> **Exercise data**
****************************************

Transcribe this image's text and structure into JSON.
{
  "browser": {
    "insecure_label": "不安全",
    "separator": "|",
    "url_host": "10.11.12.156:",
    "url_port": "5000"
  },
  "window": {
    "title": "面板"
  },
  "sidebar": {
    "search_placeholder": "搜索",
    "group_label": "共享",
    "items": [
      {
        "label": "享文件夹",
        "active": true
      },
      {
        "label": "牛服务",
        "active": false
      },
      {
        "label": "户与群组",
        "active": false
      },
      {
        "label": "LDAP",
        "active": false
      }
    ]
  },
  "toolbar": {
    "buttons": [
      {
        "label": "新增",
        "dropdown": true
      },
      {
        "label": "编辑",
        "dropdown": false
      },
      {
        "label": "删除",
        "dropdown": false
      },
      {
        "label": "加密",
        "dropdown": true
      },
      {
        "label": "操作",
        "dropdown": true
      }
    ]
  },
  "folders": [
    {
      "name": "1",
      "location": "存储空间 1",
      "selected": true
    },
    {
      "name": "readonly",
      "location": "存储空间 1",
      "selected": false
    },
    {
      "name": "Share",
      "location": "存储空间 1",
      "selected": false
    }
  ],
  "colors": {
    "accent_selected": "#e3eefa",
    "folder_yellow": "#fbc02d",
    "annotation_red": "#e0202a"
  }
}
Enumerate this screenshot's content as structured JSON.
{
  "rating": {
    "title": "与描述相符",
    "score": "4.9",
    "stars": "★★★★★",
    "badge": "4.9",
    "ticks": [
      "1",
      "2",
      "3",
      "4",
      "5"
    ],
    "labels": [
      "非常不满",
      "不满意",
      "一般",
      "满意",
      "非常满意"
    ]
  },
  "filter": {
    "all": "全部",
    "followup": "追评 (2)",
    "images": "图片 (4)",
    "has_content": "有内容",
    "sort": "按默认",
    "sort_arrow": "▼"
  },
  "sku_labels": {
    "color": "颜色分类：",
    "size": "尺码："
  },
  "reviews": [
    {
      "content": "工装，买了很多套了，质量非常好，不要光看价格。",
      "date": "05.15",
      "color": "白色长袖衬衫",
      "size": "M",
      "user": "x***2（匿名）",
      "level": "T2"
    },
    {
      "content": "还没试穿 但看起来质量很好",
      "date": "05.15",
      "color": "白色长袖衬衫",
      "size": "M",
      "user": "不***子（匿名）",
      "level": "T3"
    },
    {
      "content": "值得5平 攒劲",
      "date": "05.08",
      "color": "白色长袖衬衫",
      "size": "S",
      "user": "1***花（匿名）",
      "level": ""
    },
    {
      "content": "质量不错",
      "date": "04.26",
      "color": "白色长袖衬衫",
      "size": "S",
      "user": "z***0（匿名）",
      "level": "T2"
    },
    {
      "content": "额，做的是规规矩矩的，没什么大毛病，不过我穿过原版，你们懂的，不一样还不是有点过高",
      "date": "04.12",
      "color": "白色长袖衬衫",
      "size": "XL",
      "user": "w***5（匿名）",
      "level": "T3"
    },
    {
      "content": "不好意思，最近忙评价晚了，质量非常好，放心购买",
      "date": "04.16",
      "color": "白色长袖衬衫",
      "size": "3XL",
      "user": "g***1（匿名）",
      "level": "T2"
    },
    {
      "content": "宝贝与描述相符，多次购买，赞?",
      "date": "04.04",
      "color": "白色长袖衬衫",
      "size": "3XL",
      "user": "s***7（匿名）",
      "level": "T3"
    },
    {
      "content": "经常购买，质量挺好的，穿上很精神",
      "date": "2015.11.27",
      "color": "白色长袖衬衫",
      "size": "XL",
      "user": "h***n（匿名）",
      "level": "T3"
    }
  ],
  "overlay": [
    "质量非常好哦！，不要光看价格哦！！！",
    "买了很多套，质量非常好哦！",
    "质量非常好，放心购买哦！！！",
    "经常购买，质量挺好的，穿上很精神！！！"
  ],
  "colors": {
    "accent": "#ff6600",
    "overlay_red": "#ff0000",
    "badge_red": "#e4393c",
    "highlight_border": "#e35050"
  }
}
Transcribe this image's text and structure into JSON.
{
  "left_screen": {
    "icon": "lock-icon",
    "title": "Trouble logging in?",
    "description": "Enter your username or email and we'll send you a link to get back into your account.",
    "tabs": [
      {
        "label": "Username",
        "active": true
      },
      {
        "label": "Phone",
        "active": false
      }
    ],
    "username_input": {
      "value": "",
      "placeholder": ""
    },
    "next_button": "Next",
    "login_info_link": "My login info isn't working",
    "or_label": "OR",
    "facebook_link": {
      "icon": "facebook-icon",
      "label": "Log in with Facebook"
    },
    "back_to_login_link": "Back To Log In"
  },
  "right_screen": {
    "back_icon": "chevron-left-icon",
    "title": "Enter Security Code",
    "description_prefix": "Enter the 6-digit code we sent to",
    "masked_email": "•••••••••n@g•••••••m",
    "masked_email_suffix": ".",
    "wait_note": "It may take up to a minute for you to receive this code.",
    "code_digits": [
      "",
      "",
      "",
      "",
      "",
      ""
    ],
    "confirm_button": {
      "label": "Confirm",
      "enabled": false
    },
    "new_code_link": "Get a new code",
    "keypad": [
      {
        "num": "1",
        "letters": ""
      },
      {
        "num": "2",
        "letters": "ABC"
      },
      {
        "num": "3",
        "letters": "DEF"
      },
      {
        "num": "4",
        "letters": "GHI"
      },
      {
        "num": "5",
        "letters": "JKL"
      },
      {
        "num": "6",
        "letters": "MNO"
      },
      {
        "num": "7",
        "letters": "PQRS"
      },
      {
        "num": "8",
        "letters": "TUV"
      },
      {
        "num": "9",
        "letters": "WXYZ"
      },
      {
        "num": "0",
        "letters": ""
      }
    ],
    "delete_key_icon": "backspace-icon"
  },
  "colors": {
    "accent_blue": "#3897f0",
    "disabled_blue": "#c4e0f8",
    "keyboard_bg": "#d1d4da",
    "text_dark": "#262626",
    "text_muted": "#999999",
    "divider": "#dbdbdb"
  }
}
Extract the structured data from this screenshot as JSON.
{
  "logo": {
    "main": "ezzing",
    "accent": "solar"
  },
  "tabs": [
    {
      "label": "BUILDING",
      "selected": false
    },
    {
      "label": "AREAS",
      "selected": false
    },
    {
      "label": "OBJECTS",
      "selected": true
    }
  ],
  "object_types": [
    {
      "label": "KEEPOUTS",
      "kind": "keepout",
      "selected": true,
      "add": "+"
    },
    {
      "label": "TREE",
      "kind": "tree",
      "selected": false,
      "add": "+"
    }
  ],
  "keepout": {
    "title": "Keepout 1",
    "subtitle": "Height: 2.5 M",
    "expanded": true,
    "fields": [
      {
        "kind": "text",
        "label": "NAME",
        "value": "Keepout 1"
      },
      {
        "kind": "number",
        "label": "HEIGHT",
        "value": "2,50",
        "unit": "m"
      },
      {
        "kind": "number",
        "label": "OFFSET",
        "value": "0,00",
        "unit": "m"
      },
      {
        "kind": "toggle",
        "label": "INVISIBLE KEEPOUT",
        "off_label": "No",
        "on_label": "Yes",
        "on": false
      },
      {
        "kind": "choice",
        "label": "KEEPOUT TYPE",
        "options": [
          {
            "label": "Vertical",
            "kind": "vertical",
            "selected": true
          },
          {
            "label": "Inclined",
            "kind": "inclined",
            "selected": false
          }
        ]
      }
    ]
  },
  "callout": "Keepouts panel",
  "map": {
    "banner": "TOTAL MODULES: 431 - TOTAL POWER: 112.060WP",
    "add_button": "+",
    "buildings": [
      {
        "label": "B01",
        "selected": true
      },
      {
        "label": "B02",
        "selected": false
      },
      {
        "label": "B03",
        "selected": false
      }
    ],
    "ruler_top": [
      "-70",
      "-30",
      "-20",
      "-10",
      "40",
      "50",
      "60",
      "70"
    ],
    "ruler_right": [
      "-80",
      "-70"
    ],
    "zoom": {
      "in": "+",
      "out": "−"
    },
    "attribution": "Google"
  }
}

****************************************

> **Your goal**
Take each line of the material that contains the word "value" and list it.

> **Task response**
      "value": "",
        "value": "Keepout 1"
        "value": "2,50",
        "value": "0,00",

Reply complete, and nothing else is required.